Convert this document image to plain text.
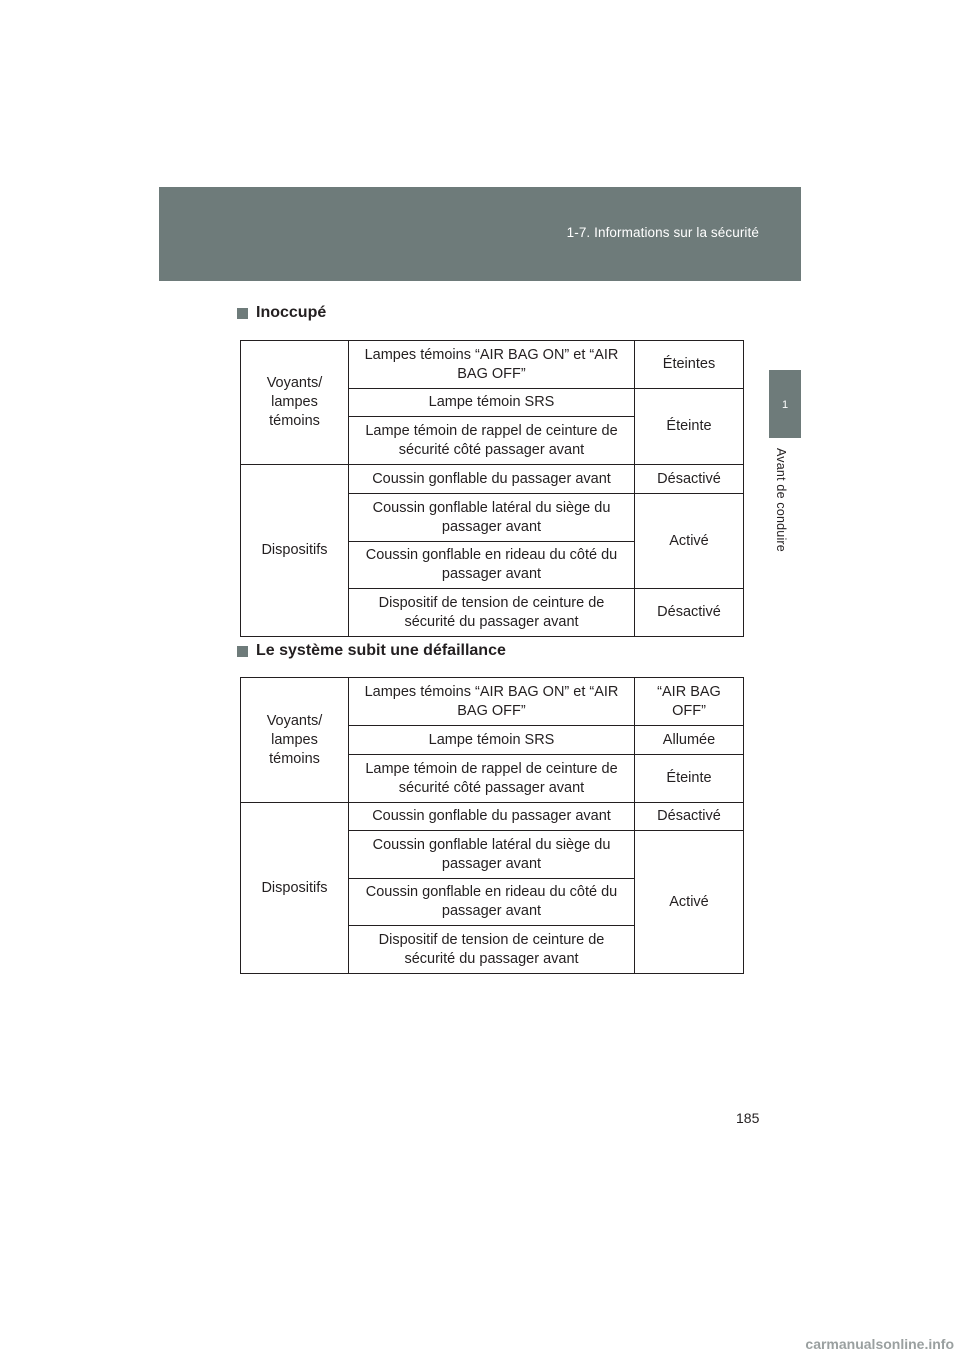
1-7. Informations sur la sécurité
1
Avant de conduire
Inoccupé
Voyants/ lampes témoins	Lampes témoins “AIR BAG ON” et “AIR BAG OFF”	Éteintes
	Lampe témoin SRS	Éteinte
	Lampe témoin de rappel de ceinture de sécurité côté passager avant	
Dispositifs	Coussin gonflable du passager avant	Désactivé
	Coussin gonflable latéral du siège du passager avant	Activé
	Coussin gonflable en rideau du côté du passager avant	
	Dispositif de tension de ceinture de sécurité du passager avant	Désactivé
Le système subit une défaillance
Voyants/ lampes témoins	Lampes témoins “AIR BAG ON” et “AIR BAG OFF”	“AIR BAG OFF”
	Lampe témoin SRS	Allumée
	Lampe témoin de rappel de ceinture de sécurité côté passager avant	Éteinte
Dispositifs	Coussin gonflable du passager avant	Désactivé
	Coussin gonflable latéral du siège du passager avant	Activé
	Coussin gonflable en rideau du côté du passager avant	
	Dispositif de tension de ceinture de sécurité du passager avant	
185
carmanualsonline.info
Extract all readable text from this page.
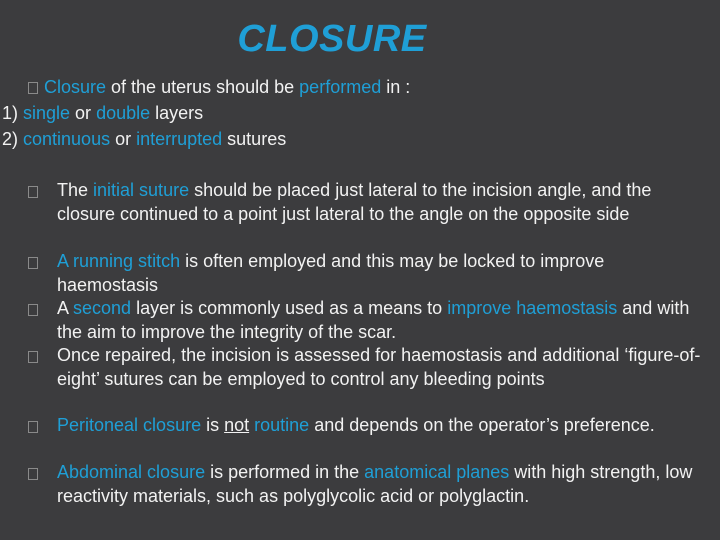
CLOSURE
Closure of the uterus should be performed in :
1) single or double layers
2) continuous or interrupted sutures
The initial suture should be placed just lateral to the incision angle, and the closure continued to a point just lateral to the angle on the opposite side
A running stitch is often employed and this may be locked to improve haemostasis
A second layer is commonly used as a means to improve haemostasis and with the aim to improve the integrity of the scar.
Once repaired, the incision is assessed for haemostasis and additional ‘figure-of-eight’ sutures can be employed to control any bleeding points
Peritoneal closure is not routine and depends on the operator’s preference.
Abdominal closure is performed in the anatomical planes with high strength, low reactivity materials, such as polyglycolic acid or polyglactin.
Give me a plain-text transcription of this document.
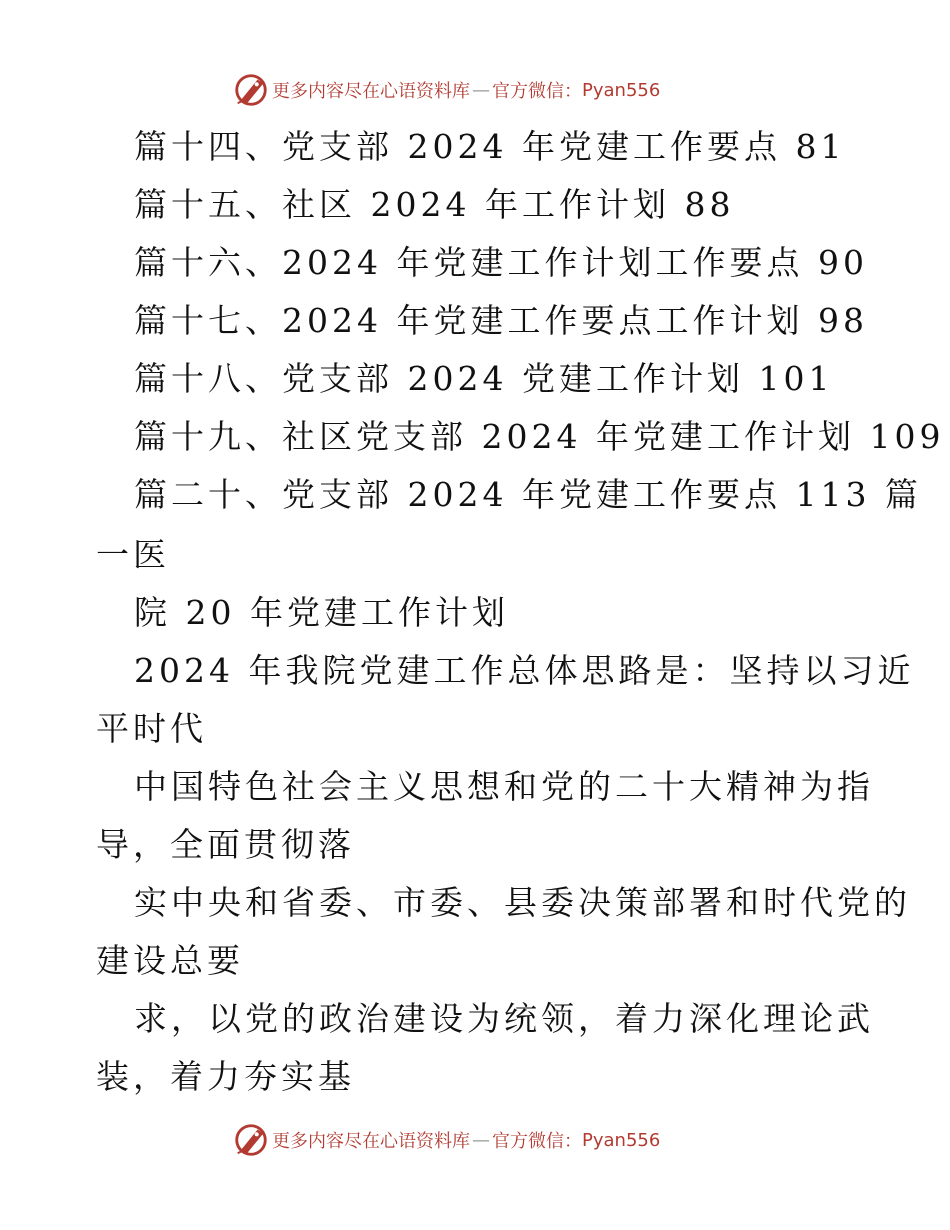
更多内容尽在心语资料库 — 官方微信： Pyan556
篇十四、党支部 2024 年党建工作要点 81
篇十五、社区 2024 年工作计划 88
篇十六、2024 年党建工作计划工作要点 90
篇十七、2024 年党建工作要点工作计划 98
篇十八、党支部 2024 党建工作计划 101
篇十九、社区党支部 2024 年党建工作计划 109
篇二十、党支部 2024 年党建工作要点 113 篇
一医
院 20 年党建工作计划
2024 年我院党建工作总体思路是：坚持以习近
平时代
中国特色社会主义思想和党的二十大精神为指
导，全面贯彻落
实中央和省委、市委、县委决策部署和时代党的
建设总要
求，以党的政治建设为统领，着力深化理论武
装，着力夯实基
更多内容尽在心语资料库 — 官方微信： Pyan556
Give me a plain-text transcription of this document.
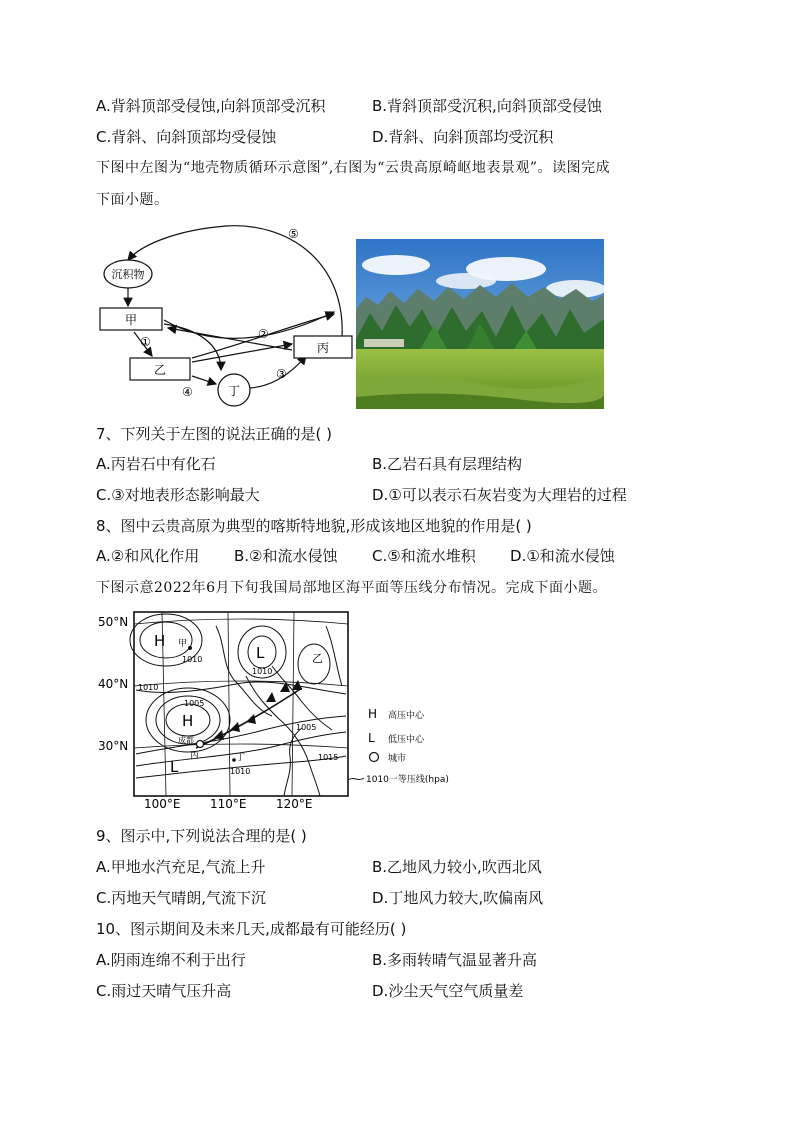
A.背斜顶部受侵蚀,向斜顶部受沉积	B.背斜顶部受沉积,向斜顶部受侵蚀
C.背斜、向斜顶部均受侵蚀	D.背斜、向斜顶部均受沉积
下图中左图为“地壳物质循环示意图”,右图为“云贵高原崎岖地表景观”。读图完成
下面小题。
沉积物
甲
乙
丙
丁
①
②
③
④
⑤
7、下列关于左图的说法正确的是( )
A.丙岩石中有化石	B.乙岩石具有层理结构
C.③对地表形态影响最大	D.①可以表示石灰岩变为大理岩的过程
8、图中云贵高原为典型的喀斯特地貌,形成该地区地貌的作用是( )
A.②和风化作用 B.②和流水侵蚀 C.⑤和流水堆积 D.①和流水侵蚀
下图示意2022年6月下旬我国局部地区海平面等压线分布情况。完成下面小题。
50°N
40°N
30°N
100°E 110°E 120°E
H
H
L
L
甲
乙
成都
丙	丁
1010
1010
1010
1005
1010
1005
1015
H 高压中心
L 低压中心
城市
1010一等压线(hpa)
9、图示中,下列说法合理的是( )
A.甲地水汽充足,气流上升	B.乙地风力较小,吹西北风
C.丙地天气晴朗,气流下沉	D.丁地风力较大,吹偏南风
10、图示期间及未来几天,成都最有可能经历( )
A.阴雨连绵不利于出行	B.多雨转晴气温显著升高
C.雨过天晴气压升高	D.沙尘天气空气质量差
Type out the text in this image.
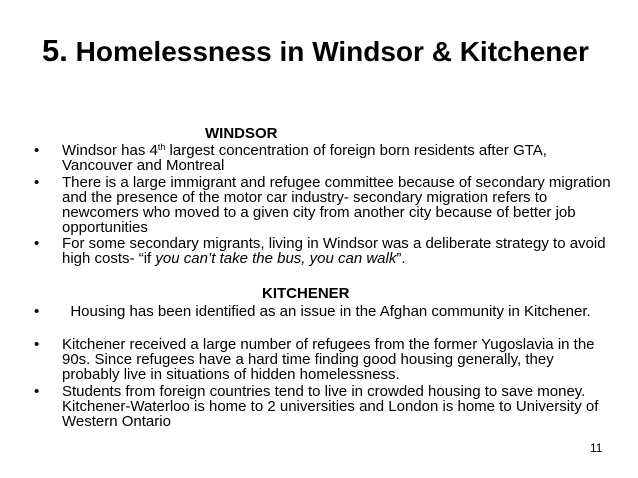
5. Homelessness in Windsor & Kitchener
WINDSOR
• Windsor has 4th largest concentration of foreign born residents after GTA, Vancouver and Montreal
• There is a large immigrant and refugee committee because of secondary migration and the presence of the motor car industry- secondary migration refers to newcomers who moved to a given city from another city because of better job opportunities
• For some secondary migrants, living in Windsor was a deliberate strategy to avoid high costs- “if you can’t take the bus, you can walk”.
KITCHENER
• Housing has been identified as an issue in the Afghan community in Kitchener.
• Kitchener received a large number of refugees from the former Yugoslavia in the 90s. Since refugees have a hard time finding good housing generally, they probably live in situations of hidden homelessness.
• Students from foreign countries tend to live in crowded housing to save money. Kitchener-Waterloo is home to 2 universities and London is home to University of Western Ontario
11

## Challenge
Leave the pictures out and reproduce all of the records exactly.

## Full output
Convert this document image to plain text.
1-7. Informations sur la sécurité
1
Avant de conduire
Inoccupé
Voyants/ lampes témoins	Lampes témoins “AIR BAG ON” et “AIR BAG OFF”	Éteintes
	Lampe témoin SRS	Éteinte
	Lampe témoin de rappel de ceinture de sécurité côté passager avant	
Dispositifs	Coussin gonflable du passager avant	Désactivé
	Coussin gonflable latéral du siège du passager avant	Activé
	Coussin gonflable en rideau du côté du passager avant	
	Dispositif de tension de ceinture de sécurité du passager avant	Désactivé
Le système subit une défaillance
Voyants/ lampes témoins	Lampes témoins “AIR BAG ON” et “AIR BAG OFF”	“AIR BAG OFF”
	Lampe témoin SRS	Allumée
	Lampe témoin de rappel de ceinture de sécurité côté passager avant	Éteinte
Dispositifs	Coussin gonflable du passager avant	Désactivé
	Coussin gonflable latéral du siège du passager avant	Activé
	Coussin gonflable en rideau du côté du passager avant	
	Dispositif de tension de ceinture de sécurité du passager avant	
185
carmanualsonline.info
Extract all readable text from this page.
CLOSURE
Closure of the uterus should be performed in :
1) single or double layers
2) continuous or interrupted sutures
The initial suture should be placed just lateral to the incision angle, and the closure continued to a point just lateral to the angle on the opposite side
A running stitch is often employed and this may be locked to improve haemostasis
A second layer is commonly used as a means to improve haemostasis and with the aim to improve the integrity of the scar.
Once repaired, the incision is assessed for haemostasis and additional ‘figure-of-eight’ sutures can be employed to control any bleeding points
Peritoneal closure is not routine and depends on the operator’s preference.
Abdominal closure is performed in the anatomical planes with high strength, low reactivity materials, such as polyglycolic acid or polyglactin.
Give me a plain-text transcription of this document.
更多内容尽在心语资料库 — 官方微信： Pyan556
篇十四、党支部 2024 年党建工作要点 81
篇十五、社区 2024 年工作计划 88
篇十六、2024 年党建工作计划工作要点 90
篇十七、2024 年党建工作要点工作计划 98
篇十八、党支部 2024 党建工作计划 101
篇十九、社区党支部 2024 年党建工作计划 109
篇二十、党支部 2024 年党建工作要点 113 篇
一医
院 20 年党建工作计划
2024 年我院党建工作总体思路是：坚持以习近
平时代
中国特色社会主义思想和党的二十大精神为指
导，全面贯彻落
实中央和省委、市委、县委决策部署和时代党的
建设总要
求，以党的政治建设为统领，着力深化理论武
装，着力夯实基
更多内容尽在心语资料库 — 官方微信： Pyan556
Give me a plain-text transcription of this document.
A.背斜顶部受侵蚀,向斜顶部受沉积	B.背斜顶部受沉积,向斜顶部受侵蚀
C.背斜、向斜顶部均受侵蚀	D.背斜、向斜顶部均受沉积
下图中左图为“地壳物质循环示意图”,右图为“云贵高原崎岖地表景观”。读图完成
下面小题。
沉积物
甲
乙
丙
丁
①
②
③
④
⑤
7、下列关于左图的说法正确的是( )
A.丙岩石中有化石	B.乙岩石具有层理结构
C.③对地表形态影响最大	D.①可以表示石灰岩变为大理岩的过程
8、图中云贵高原为典型的喀斯特地貌,形成该地区地貌的作用是( )
A.②和风化作用 B.②和流水侵蚀 C.⑤和流水堆积 D.①和流水侵蚀
下图示意2022年6月下旬我国局部地区海平面等压线分布情况。完成下面小题。
50°N
40°N
30°N
100°E 110°E 120°E
H
H
L
L
甲
乙
成都
丙	丁
1010
1010
1010
1005
1010
1005
1015
H 高压中心
L 低压中心
城市
1010一等压线(hpa)
9、图示中,下列说法合理的是( )
A.甲地水汽充足,气流上升	B.乙地风力较小,吹西北风
C.丙地天气晴朗,气流下沉	D.丁地风力较大,吹偏南风
10、图示期间及未来几天,成都最有可能经历( )
A.阴雨连绵不利于出行	B.多雨转晴气温显著升高
C.雨过天晴气压升高	D.沙尘天气空气质量差
Type out the text in this image.
5. Homelessness in Windsor & Kitchener
WINDSOR
• Windsor has 4th largest concentration of foreign born residents after GTA, Vancouver and Montreal
• There is a large immigrant and refugee committee because of secondary migration and the presence of the motor car industry- secondary migration refers to newcomers who moved to a given city from another city because of better job opportunities
• For some secondary migrants, living in Windsor was a deliberate strategy to avoid high costs- “if you can’t take the bus, you can walk”.
KITCHENER
• Housing has been identified as an issue in the Afghan community in Kitchener.
• Kitchener received a large number of refugees from the former Yugoslavia in the 90s. Since refugees have a hard time finding good housing generally, they probably live in situations of hidden homelessness.
• Students from foreign countries tend to live in crowded housing to save money. Kitchener-Waterloo is home to 2 universities and London is home to University of Western Ontario
11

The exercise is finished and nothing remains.